[Saved entries]
• • • • • • •
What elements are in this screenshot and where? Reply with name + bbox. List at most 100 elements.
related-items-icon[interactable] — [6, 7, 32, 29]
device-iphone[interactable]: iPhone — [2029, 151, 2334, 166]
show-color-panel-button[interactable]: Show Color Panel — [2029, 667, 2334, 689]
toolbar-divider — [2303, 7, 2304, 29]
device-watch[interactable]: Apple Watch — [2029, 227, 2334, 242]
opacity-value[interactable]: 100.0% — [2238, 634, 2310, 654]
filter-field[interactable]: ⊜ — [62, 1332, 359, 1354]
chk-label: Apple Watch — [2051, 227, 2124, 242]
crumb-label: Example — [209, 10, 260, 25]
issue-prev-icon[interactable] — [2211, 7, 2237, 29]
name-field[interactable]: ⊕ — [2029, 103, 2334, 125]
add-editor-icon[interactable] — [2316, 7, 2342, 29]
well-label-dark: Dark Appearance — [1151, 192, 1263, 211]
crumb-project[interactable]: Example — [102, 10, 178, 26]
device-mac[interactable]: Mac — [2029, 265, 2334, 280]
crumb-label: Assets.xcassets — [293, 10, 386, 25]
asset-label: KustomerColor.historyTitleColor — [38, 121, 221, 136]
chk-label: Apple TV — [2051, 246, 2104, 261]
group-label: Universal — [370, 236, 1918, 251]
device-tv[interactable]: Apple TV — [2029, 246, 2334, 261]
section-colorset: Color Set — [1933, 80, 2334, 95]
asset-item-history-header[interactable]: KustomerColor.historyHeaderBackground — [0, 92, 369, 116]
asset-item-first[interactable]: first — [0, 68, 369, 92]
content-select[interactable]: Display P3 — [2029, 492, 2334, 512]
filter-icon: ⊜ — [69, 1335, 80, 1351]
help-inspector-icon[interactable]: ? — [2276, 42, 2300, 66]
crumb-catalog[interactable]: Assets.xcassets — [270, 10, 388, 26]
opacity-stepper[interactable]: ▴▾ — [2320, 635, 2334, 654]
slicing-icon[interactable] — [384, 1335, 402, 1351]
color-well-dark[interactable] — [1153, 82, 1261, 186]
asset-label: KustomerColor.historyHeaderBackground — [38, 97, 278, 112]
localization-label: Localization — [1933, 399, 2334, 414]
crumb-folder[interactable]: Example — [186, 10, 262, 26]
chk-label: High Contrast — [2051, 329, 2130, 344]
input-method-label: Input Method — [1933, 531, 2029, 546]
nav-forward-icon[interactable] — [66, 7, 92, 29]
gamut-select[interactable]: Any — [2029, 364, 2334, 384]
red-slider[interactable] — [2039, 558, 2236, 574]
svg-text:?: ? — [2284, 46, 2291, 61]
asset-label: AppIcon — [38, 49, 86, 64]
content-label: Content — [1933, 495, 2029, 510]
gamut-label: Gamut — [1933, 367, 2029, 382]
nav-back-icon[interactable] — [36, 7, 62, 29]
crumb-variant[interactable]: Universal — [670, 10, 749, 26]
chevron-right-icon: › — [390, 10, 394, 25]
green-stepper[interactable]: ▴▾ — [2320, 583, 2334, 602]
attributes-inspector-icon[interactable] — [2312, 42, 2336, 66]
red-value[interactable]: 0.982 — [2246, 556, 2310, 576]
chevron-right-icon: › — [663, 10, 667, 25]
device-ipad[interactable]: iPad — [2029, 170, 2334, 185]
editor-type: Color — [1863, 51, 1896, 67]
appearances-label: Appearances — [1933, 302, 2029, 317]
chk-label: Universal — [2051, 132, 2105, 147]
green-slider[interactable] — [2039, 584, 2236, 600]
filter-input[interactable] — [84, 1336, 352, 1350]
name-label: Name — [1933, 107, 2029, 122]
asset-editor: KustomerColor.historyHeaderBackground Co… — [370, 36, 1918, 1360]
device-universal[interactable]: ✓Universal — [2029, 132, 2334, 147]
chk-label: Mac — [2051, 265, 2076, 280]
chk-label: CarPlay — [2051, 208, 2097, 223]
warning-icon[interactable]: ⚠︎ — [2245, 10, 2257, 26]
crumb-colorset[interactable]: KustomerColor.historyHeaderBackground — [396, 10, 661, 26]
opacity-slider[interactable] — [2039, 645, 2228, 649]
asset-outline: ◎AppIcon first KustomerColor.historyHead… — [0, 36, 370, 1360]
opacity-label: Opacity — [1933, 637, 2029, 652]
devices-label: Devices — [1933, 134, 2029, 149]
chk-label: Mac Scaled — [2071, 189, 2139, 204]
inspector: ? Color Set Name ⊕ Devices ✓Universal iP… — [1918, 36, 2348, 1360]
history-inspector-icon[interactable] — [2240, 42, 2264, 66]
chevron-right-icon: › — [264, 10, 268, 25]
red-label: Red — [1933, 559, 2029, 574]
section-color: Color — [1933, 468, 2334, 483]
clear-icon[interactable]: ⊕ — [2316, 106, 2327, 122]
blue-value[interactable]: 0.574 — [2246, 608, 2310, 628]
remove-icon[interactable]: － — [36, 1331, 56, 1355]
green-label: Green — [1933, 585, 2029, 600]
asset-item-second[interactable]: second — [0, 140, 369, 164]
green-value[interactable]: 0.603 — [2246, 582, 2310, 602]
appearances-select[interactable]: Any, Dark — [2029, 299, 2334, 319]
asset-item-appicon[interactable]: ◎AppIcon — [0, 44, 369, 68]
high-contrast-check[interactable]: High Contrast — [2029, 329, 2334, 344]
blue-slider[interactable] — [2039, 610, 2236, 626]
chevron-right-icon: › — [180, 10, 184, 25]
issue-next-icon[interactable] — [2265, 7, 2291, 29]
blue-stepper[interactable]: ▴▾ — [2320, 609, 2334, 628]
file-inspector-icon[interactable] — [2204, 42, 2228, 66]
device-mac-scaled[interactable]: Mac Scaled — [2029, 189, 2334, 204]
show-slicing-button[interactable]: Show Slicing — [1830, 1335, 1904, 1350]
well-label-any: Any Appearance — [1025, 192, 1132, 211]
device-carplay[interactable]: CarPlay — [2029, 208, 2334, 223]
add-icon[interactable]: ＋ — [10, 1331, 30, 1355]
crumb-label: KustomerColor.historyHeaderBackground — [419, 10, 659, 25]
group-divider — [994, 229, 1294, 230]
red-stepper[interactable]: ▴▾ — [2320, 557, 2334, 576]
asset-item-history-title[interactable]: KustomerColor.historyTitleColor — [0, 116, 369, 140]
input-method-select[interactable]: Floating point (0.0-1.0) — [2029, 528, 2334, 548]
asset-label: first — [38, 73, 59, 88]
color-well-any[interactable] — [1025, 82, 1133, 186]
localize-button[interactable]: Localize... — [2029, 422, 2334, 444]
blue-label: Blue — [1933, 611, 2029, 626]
• • • • • • •
Work to do -
Format everything from the start of the data down to the line containing "add-editor-icon[interactable] — [2316, 7, 2342, 29]" as a JSON list of strings, one string per line, with blank lines omitted.

Correct result -
[
  "What elements are in this screenshot and where? Reply with name + bbox. List at most 100 elements.",
  "related-items-icon[interactable] — [6, 7, 32, 29]",
  "device-iphone[interactable]: iPhone — [2029, 151, 2334, 166]",
  "show-color-panel-button[interactable]: Show Color Panel — [2029, 667, 2334, 689]",
  "toolbar-divider — [2303, 7, 2304, 29]",
  "device-watch[interactable]: Apple Watch — [2029, 227, 2334, 242]",
  "opacity-value[interactable]: 100.0% — [2238, 634, 2310, 654]",
  "filter-field[interactable]: ⊜ — [62, 1332, 359, 1354]",
  "chk-label: Apple Watch — [2051, 227, 2124, 242]",
  "crumb-label: Example — [209, 10, 260, 25]",
  "issue-prev-icon[interactable] — [2211, 7, 2237, 29]",
  "name-field[interactable]: ⊕ — [2029, 103, 2334, 125]",
  "add-editor-icon[interactable] — [2316, 7, 2342, 29]"
]